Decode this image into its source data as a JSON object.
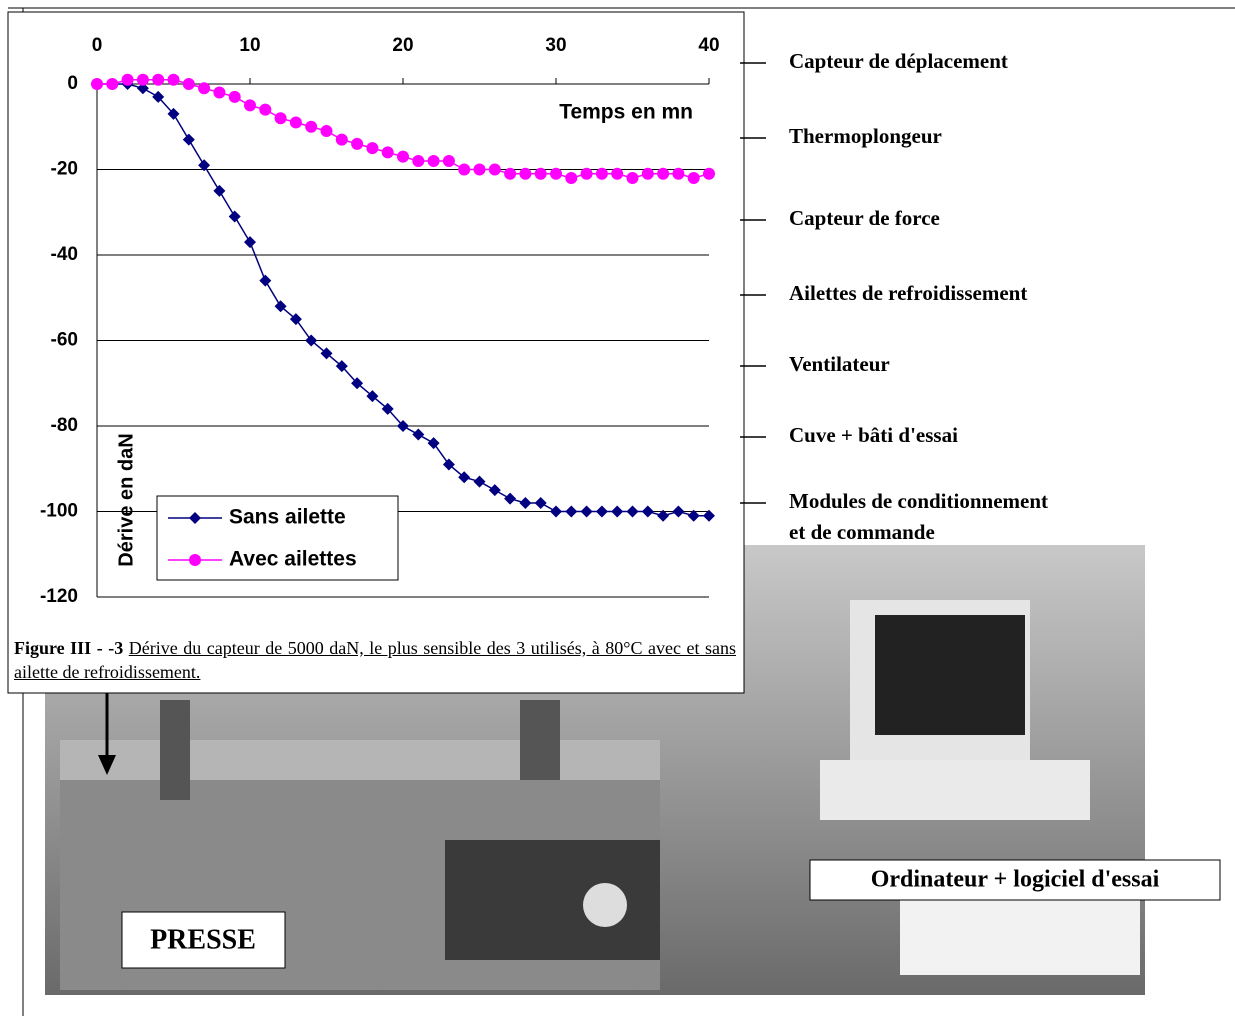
{
  "chart_data": {
    "type": "line",
    "x_label": "Temps en mn",
    "y_label": "Dérive en daN",
    "x": [
      0,
      1,
      2,
      3,
      4,
      5,
      6,
      7,
      8,
      9,
      10,
      11,
      12,
      13,
      14,
      15,
      16,
      17,
      18,
      19,
      20,
      21,
      22,
      23,
      24,
      25,
      26,
      27,
      28,
      29,
      30,
      31,
      32,
      33,
      34,
      35,
      36,
      37,
      38,
      39,
      40
    ],
    "series": [
      {
        "name": "Sans ailette",
        "color": "#000080",
        "marker": "diamond",
        "values": [
          0,
          0,
          0,
          -1,
          -3,
          -7,
          -13,
          -19,
          -25,
          -31,
          -37,
          -46,
          -52,
          -55,
          -60,
          -63,
          -66,
          -70,
          -73,
          -76,
          -80,
          -82,
          -84,
          -89,
          -92,
          -93,
          -95,
          -97,
          -98,
          -98,
          -100,
          -100,
          -100,
          -100,
          -100,
          -100,
          -100,
          -101,
          -100,
          -101,
          -101
        ]
      },
      {
        "name": "Avec ailettes",
        "color": "#ff00ff",
        "marker": "circle",
        "values": [
          0,
          0,
          1,
          1,
          1,
          1,
          0,
          -1,
          -2,
          -3,
          -5,
          -6,
          -8,
          -9,
          -10,
          -11,
          -13,
          -14,
          -15,
          -16,
          -17,
          -18,
          -18,
          -18,
          -20,
          -20,
          -20,
          -21,
          -21,
          -21,
          -21,
          -22,
          -21,
          -21,
          -21,
          -22,
          -21,
          -21,
          -21,
          -22,
          -21
        ]
      }
    ],
    "xlim": [
      0,
      40
    ],
    "xticks": [
      0,
      10,
      20,
      30,
      40
    ],
    "ylim": [
      -120,
      0
    ],
    "yticks": [
      0,
      -20,
      -40,
      -60,
      -80,
      -100,
      -120
    ],
    "grid": true
  },
  "caption": {
    "label": "Figure III - -3",
    "text": "Dérive du capteur de 5000 daN, le plus sensible des 3 utilisés, à 80°C avec et sans ailette de refroidissement."
  },
  "callouts": [
    [
      "Capteur de déplacement"
    ],
    [
      "Thermoplongeur"
    ],
    [
      "Capteur de force"
    ],
    [
      "Ailettes de refroidissement"
    ],
    [
      "Ventilateur"
    ],
    [
      "Cuve + bâti d'essai"
    ],
    [
      "Modules de conditionnement",
      "et de commande"
    ]
  ],
  "photo_labels": [
    "PRESSE",
    "Ordinateur + logiciel d'essai"
  ]
}
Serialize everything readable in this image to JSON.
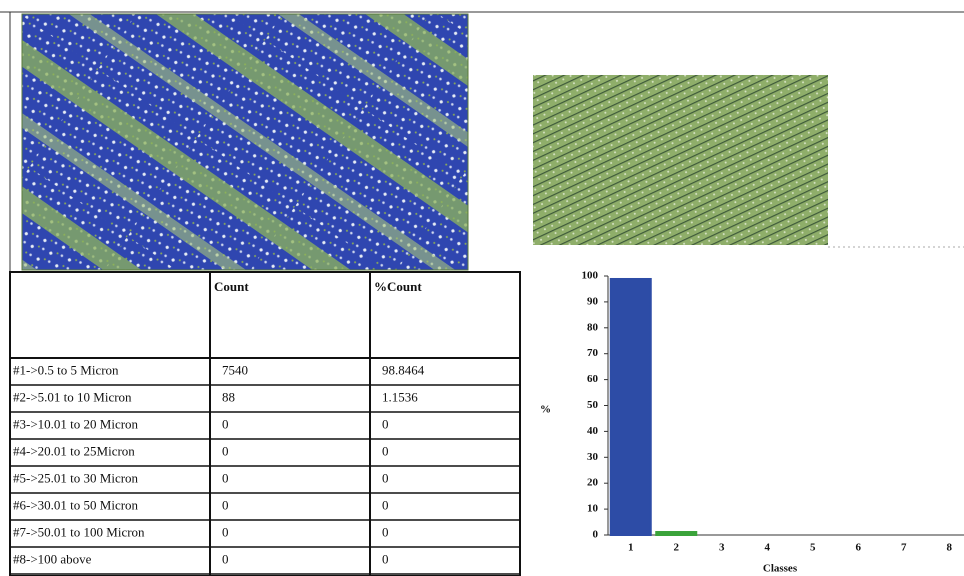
{
  "table": {
    "header": [
      "Count",
      "%Count"
    ],
    "rows": [
      [
        "#1->0.5 to 5 Micron",
        "7540",
        "98.8464"
      ],
      [
        "#2->5.01 to 10 Micron",
        "88",
        "1.1536"
      ],
      [
        "#3->10.01 to 20 Micron",
        "0",
        "0"
      ],
      [
        "#4->20.01 to 25Micron",
        "0",
        "0"
      ],
      [
        "#5->25.01 to 30 Micron",
        "0",
        "0"
      ],
      [
        "#6->30.01 to 50 Micron",
        "0",
        "0"
      ],
      [
        "#7->50.01 to 100 Micron",
        "0",
        "0"
      ],
      [
        "#8->100 above",
        "0",
        "0"
      ]
    ]
  },
  "chart_data": {
    "type": "bar",
    "ylabel": "%",
    "xlabel": "Classes",
    "categories": [
      "1",
      "2",
      "3",
      "4",
      "5",
      "6",
      "7",
      "8"
    ],
    "values": [
      98.8464,
      1.1536,
      0,
      0,
      0,
      0,
      0,
      0
    ],
    "colors": [
      "#2d4ca6",
      "#3aa33a",
      "#d9534f",
      "#e8d44d",
      "#5bc0de",
      "#3c9d8f",
      "#e27fb0",
      "#8a6fc2"
    ],
    "ylim": [
      0,
      100
    ],
    "yticks": [
      0,
      10,
      20,
      30,
      40,
      50,
      60,
      70,
      80,
      90,
      100
    ]
  }
}
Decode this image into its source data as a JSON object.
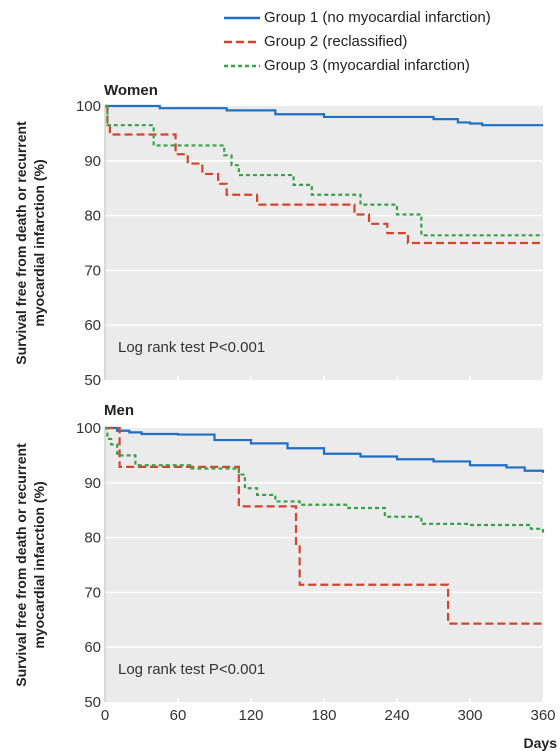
{
  "legend_colors": {
    "group1": "#1f6fc5",
    "group2": "#d2452b",
    "group3": "#3aa04a"
  },
  "chart_data": [
    {
      "type": "line",
      "panel": "Women",
      "title": "Women",
      "ylabel_line1": "Survival free from death or recurrent",
      "ylabel_line2": "myocardial infarction (%)",
      "xlabel": "",
      "ylim": [
        50,
        100
      ],
      "xlim": [
        0,
        360
      ],
      "yticks": [
        50,
        60,
        70,
        80,
        90,
        100
      ],
      "xticks": [
        0,
        60,
        120,
        180,
        240,
        300,
        360
      ],
      "annotation": "Log rank test P<0.001",
      "series": [
        {
          "name": "Group 1 (no myocardial infarction)",
          "color": "#1f6fc5",
          "dash": "solid",
          "x": [
            0,
            45,
            100,
            140,
            180,
            270,
            290,
            300,
            310,
            360
          ],
          "y": [
            100,
            99.6,
            99.2,
            98.5,
            98.0,
            97.6,
            97.0,
            96.8,
            96.5,
            96.5
          ]
        },
        {
          "name": "Group 2 (reclassified)",
          "color": "#d2452b",
          "dash": "dashed",
          "x": [
            0,
            2,
            4,
            20,
            40,
            58,
            68,
            80,
            93,
            100,
            108,
            125,
            205,
            217,
            232,
            249,
            360
          ],
          "y": [
            100,
            96.5,
            94.8,
            94.8,
            94.8,
            91.2,
            89.5,
            87.6,
            85.8,
            83.8,
            83.8,
            82.0,
            80.2,
            78.5,
            76.8,
            75.0,
            75.0
          ]
        },
        {
          "name": "Group 3 (myocardial infarction)",
          "color": "#3aa04a",
          "dash": "dotted",
          "x": [
            0,
            2,
            30,
            40,
            60,
            80,
            98,
            104,
            110,
            130,
            155,
            170,
            190,
            210,
            225,
            240,
            252,
            260,
            360
          ],
          "y": [
            100,
            96.5,
            96.5,
            92.8,
            92.8,
            92.8,
            91.0,
            89.2,
            87.4,
            87.4,
            85.6,
            83.8,
            83.8,
            82.0,
            82.0,
            80.2,
            80.2,
            76.4,
            76.4
          ]
        }
      ]
    },
    {
      "type": "line",
      "panel": "Men",
      "title": "Men",
      "ylabel_line1": "Survival free from death or recurrent",
      "ylabel_line2": "myocardial infarction (%)",
      "xlabel": "Days",
      "ylim": [
        50,
        100
      ],
      "xlim": [
        0,
        360
      ],
      "yticks": [
        50,
        60,
        70,
        80,
        90,
        100
      ],
      "xticks": [
        0,
        60,
        120,
        180,
        240,
        300,
        360
      ],
      "annotation": "Log rank test P<0.001",
      "series": [
        {
          "name": "Group 1 (no myocardial infarction)",
          "color": "#1f6fc5",
          "dash": "solid",
          "x": [
            0,
            10,
            20,
            30,
            60,
            90,
            120,
            150,
            180,
            210,
            240,
            270,
            300,
            330,
            345,
            360
          ],
          "y": [
            100,
            99.5,
            99.2,
            98.9,
            98.8,
            97.8,
            97.2,
            96.3,
            95.3,
            94.8,
            94.3,
            93.9,
            93.2,
            92.8,
            92.2,
            91.8
          ]
        },
        {
          "name": "Group 2 (reclassified)",
          "color": "#d2452b",
          "dash": "dashed",
          "x": [
            0,
            8,
            12,
            45,
            108,
            110,
            155,
            157,
            160,
            200,
            278,
            282,
            360
          ],
          "y": [
            100,
            100,
            92.9,
            92.9,
            92.9,
            85.7,
            85.7,
            78.6,
            71.4,
            71.4,
            71.4,
            64.3,
            64.3
          ]
        },
        {
          "name": "Group 3 (myocardial infarction)",
          "color": "#3aa04a",
          "dash": "dotted",
          "x": [
            0,
            2,
            5,
            10,
            25,
            40,
            70,
            110,
            115,
            125,
            140,
            160,
            180,
            200,
            230,
            260,
            300,
            350,
            360
          ],
          "y": [
            100,
            98.0,
            97.0,
            95.0,
            93.2,
            93.2,
            92.6,
            91.5,
            89.0,
            87.8,
            86.6,
            86.0,
            86.0,
            85.4,
            83.8,
            82.5,
            82.3,
            81.6,
            80.9
          ]
        }
      ]
    }
  ]
}
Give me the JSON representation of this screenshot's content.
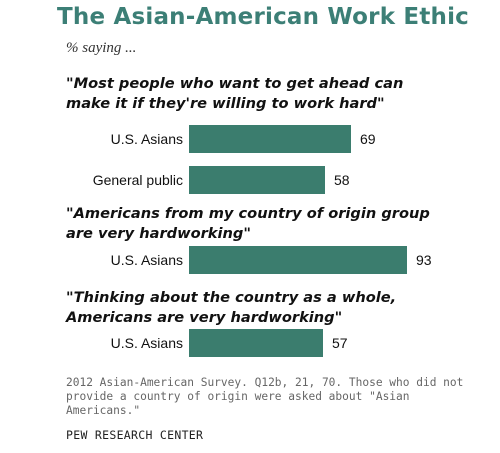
{
  "title": "The Asian-American Work Ethic",
  "subtitle": "% saying ...",
  "note": "2012 Asian-American Survey. Q12b, 21, 70. Those who did not provide a country of origin were asked about \"Asian Americans.\"",
  "source": "PEW RESEARCH CENTER",
  "colors": {
    "bar": "#3b7d6e",
    "title": "#3c7f76"
  },
  "chart_data": {
    "type": "bar",
    "orientation": "horizontal",
    "ylim": [
      0,
      100
    ],
    "groups": [
      {
        "question": [
          "\"Most people who want to get ahead can",
          "make it if they're willing to work hard\""
        ],
        "rows": [
          {
            "label": "U.S. Asians",
            "value": 69
          },
          {
            "label": "General public",
            "value": 58
          }
        ]
      },
      {
        "question": [
          "\"Americans from my country of origin group",
          "are very hardworking\""
        ],
        "rows": [
          {
            "label": "U.S. Asians",
            "value": 93
          }
        ]
      },
      {
        "question": [
          "\"Thinking about the country as a whole,",
          "Americans are very hardworking\""
        ],
        "rows": [
          {
            "label": "U.S. Asians",
            "value": 57
          }
        ]
      }
    ]
  }
}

● **To do**
From the entries, copy out each line containing the word "this".

● **Full response**
Decode this image into its source data as a JSON object.
Serialize everything readable in this image to JSON.
Decode this image into its source data as a JSON object.
Give me the JSON representation of this screenshot's content.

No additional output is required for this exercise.